■ **Collected data entries**:

* Begin *

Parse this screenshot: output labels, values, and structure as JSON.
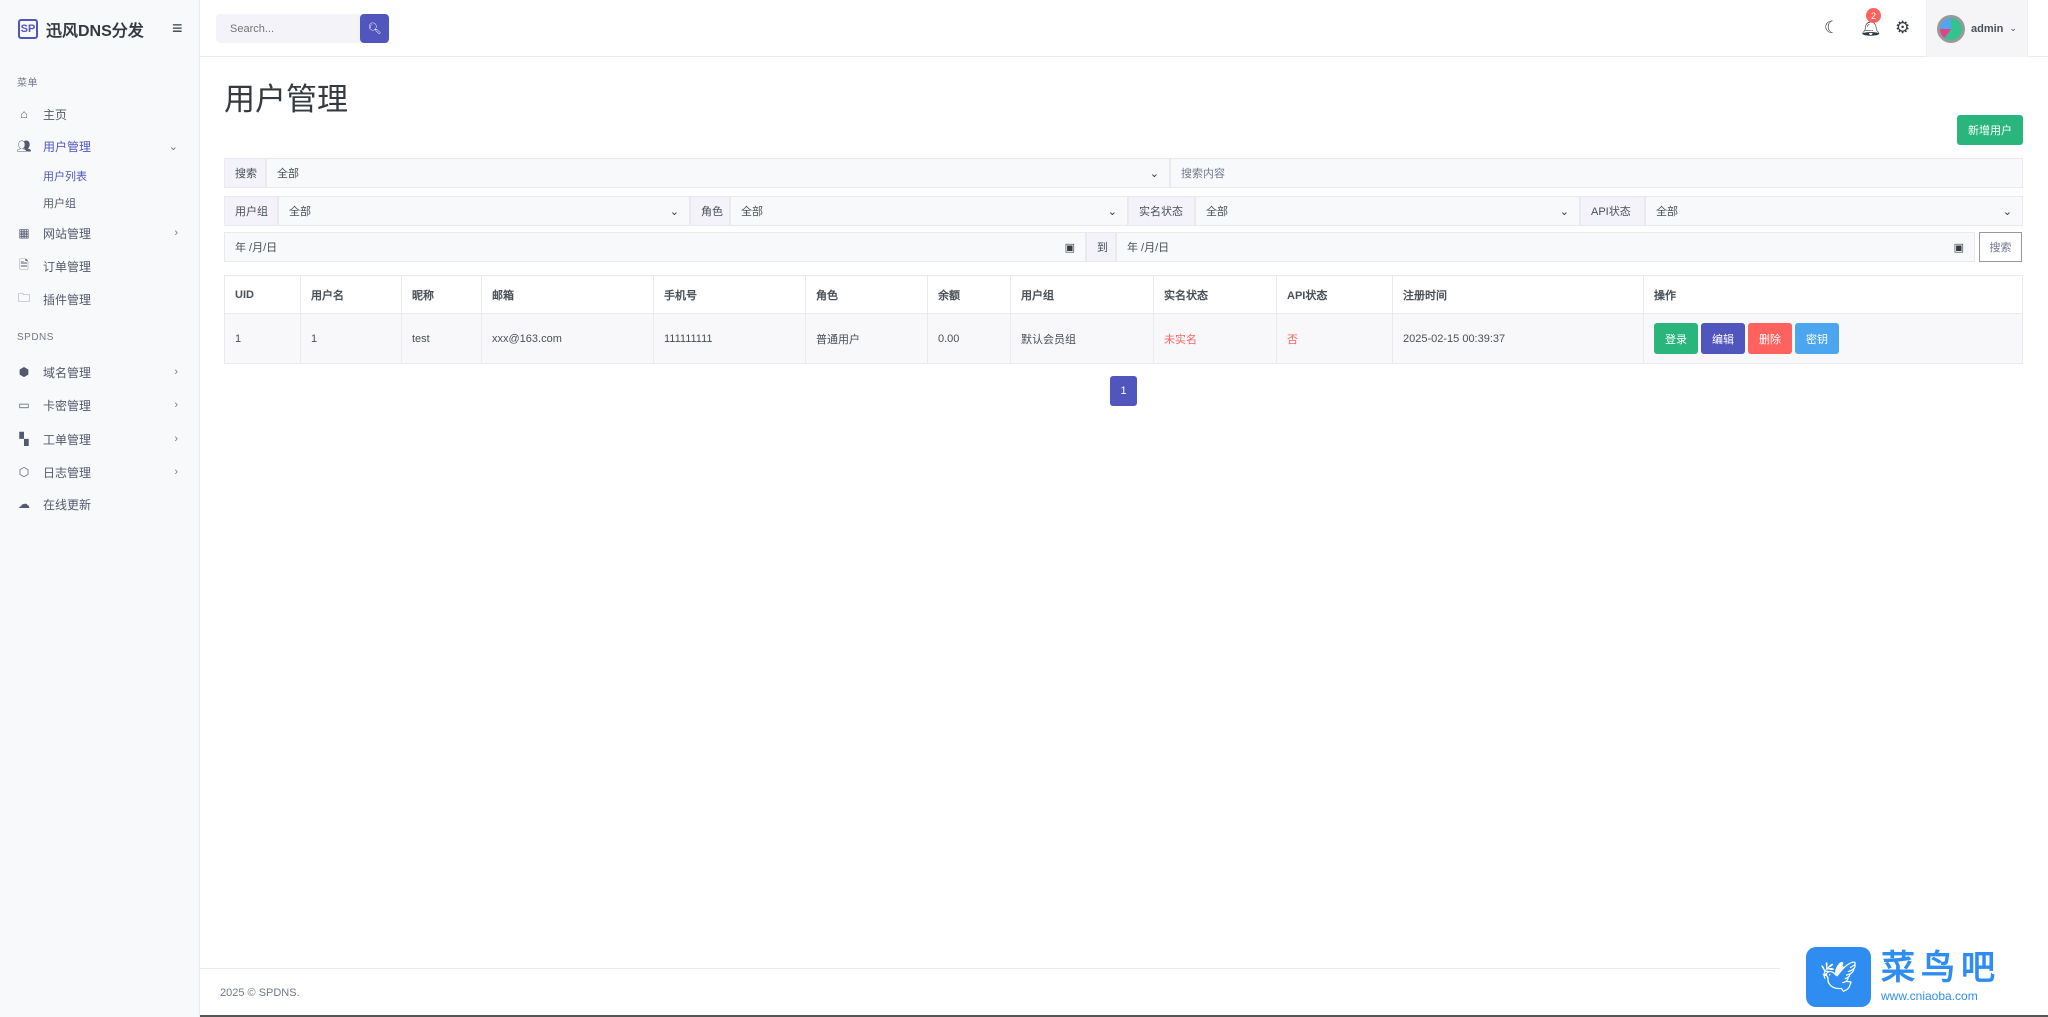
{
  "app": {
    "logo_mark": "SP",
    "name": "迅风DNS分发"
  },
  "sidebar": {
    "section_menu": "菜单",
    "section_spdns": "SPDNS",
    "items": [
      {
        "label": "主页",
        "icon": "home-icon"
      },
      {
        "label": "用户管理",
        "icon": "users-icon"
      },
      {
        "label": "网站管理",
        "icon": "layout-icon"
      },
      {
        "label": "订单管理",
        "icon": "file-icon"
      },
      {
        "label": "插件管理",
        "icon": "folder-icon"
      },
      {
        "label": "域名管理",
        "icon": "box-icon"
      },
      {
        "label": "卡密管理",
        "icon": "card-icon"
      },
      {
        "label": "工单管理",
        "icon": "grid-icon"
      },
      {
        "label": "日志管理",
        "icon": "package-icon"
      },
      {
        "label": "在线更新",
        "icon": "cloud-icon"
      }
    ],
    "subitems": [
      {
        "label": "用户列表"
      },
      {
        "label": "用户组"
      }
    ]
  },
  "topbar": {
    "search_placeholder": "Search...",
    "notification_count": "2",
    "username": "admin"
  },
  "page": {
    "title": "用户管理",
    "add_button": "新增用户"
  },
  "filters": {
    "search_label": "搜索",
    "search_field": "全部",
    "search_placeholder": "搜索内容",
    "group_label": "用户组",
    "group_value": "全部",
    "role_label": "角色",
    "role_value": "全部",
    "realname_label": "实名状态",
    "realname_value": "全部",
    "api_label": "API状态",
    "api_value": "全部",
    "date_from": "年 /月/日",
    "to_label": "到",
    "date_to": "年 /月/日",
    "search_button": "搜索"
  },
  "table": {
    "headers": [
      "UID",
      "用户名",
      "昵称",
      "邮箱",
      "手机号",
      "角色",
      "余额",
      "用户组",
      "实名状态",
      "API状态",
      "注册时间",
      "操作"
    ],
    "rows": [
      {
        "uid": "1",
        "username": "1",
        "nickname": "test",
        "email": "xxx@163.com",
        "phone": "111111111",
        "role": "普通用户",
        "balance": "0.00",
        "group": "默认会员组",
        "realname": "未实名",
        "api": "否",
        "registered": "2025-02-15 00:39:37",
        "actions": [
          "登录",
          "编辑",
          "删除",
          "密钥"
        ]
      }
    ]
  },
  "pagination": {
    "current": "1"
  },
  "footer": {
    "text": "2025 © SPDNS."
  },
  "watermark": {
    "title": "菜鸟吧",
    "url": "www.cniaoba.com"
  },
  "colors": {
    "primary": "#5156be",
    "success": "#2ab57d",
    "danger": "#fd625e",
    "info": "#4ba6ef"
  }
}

* End *
* Begin *

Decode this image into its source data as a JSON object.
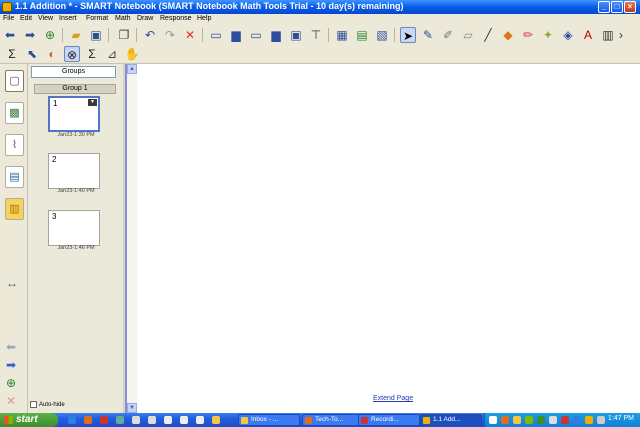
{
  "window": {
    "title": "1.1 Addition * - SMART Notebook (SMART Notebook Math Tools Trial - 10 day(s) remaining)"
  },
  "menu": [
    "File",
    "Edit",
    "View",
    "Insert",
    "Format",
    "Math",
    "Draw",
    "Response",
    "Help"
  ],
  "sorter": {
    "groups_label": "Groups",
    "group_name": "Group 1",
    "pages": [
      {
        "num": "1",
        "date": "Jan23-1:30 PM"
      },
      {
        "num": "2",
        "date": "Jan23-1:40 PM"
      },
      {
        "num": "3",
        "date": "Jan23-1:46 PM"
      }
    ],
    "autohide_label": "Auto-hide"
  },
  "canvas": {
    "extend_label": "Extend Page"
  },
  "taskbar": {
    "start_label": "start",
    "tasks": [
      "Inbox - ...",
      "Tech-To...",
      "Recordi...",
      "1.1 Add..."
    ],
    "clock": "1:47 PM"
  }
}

* End *
* Begin *

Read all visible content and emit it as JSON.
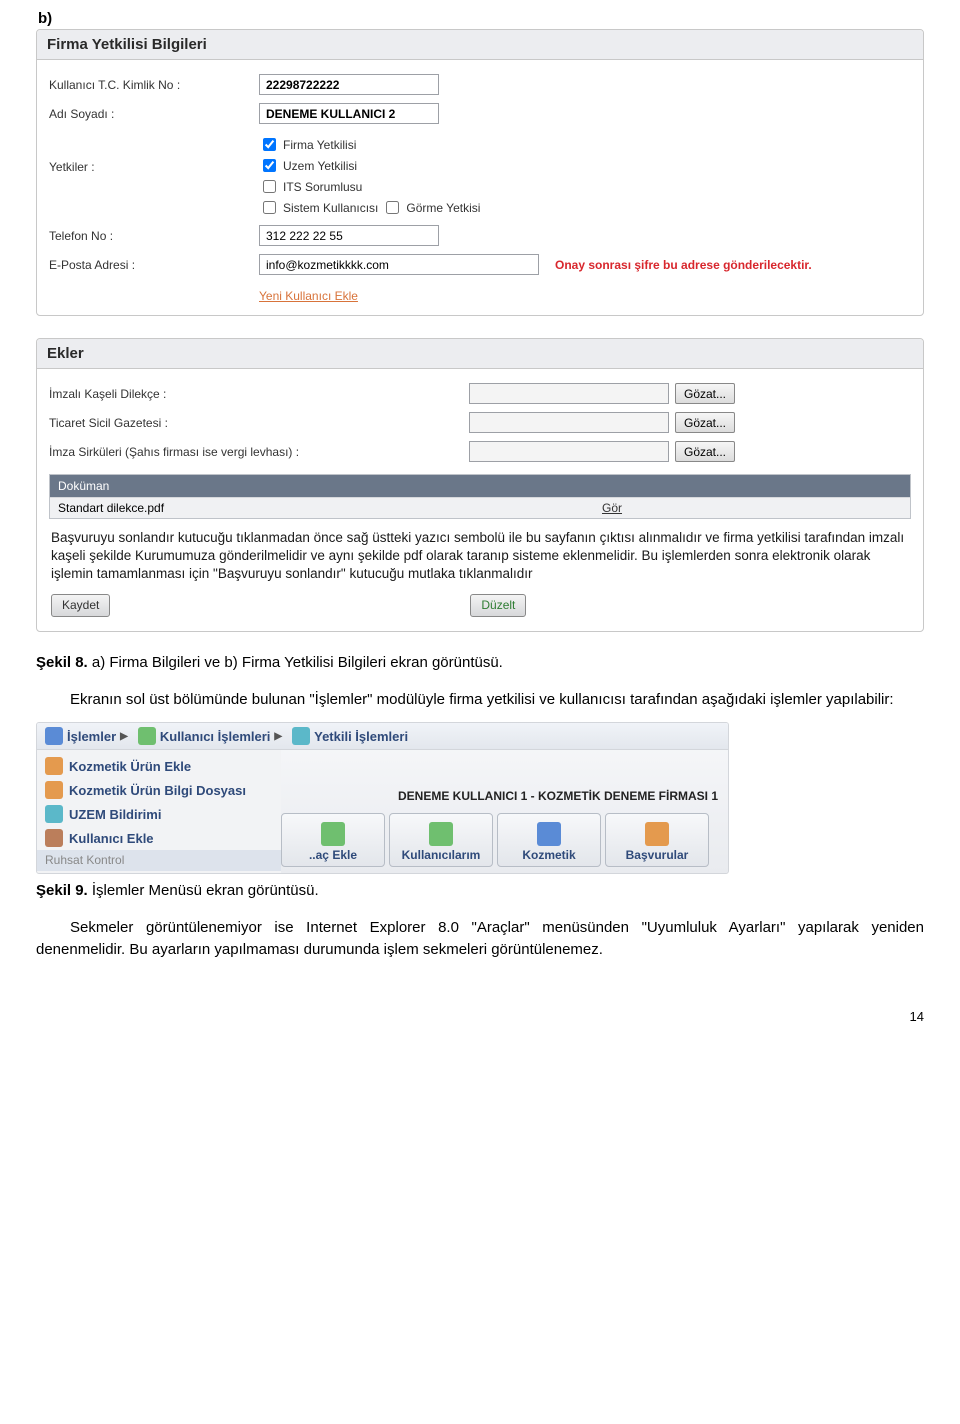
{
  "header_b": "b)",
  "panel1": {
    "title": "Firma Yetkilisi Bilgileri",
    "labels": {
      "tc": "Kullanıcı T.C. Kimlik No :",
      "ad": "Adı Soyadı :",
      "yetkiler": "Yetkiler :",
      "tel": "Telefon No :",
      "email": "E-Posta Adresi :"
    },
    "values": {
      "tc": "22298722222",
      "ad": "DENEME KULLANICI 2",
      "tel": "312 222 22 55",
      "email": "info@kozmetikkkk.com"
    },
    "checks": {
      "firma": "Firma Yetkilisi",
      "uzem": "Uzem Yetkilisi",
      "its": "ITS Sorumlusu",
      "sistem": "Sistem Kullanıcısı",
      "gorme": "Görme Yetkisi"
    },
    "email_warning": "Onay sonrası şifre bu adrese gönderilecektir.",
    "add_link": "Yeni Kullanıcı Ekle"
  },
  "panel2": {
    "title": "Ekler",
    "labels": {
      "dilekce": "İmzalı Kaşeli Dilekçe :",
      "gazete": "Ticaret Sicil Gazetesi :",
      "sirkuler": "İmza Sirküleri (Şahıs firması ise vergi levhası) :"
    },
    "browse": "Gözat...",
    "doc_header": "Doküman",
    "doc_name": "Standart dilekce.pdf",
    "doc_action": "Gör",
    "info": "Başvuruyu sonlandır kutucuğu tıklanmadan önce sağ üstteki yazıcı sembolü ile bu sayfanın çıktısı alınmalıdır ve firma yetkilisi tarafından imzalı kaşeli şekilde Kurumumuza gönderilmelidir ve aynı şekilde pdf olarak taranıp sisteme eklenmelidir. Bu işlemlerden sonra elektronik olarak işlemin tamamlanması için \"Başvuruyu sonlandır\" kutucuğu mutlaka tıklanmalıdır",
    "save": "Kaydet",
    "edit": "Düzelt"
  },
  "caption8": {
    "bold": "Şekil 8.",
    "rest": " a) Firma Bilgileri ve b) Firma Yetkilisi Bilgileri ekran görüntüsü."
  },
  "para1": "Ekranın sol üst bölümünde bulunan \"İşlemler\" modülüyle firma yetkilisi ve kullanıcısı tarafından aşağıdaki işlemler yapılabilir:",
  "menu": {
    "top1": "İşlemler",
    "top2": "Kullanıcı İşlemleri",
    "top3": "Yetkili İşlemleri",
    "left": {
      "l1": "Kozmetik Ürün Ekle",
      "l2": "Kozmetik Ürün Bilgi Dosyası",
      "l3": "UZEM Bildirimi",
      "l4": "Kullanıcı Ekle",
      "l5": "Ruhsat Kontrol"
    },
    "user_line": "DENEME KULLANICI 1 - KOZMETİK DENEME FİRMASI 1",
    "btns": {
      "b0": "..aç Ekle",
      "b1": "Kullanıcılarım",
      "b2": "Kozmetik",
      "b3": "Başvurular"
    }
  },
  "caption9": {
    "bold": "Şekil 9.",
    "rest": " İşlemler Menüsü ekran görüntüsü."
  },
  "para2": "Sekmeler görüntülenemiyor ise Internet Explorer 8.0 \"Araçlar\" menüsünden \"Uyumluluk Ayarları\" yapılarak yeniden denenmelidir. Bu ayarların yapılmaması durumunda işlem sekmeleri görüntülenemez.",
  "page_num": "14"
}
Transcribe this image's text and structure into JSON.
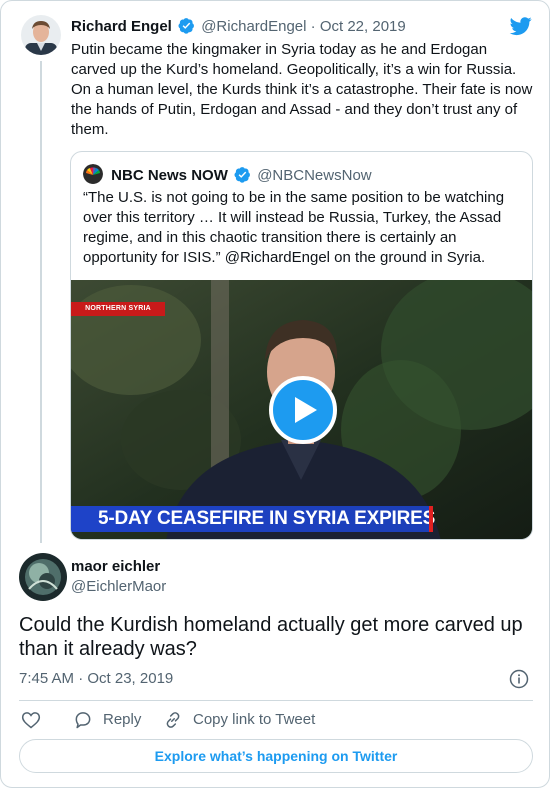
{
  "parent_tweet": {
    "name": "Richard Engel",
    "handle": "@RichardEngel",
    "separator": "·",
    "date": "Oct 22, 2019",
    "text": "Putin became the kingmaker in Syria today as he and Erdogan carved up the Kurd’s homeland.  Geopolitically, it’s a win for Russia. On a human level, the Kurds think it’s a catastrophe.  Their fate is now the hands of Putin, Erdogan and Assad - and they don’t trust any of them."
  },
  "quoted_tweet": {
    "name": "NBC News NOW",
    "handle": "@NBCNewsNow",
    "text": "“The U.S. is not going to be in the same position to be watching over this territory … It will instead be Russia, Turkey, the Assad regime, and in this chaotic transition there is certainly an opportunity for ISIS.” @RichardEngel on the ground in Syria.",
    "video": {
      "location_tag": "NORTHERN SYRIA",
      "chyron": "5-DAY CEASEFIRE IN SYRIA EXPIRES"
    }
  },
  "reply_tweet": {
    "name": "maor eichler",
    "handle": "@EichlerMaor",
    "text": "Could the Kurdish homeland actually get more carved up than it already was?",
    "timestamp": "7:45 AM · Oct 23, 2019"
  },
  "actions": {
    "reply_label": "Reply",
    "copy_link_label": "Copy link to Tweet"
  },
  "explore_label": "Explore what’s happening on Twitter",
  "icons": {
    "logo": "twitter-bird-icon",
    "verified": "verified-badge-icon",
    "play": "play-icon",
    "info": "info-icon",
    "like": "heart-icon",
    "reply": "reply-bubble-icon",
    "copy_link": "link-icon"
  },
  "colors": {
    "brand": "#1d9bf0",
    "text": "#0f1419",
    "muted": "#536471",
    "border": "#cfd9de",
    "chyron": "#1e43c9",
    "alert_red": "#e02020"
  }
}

* End *

■ **What to work on**: Reproduce each line of the material containing the word "RichardEngel".

■ **Correct output**:
    "handle": "@RichardEngel",
    "text": "“The U.S. is not going to be in the same position to be watching over this territory … It will instead be Russia, Turkey, the Assad regime, and in this chaotic transition there is certainly an opportunity for ISIS.” @RichardEngel on the ground in Syria.",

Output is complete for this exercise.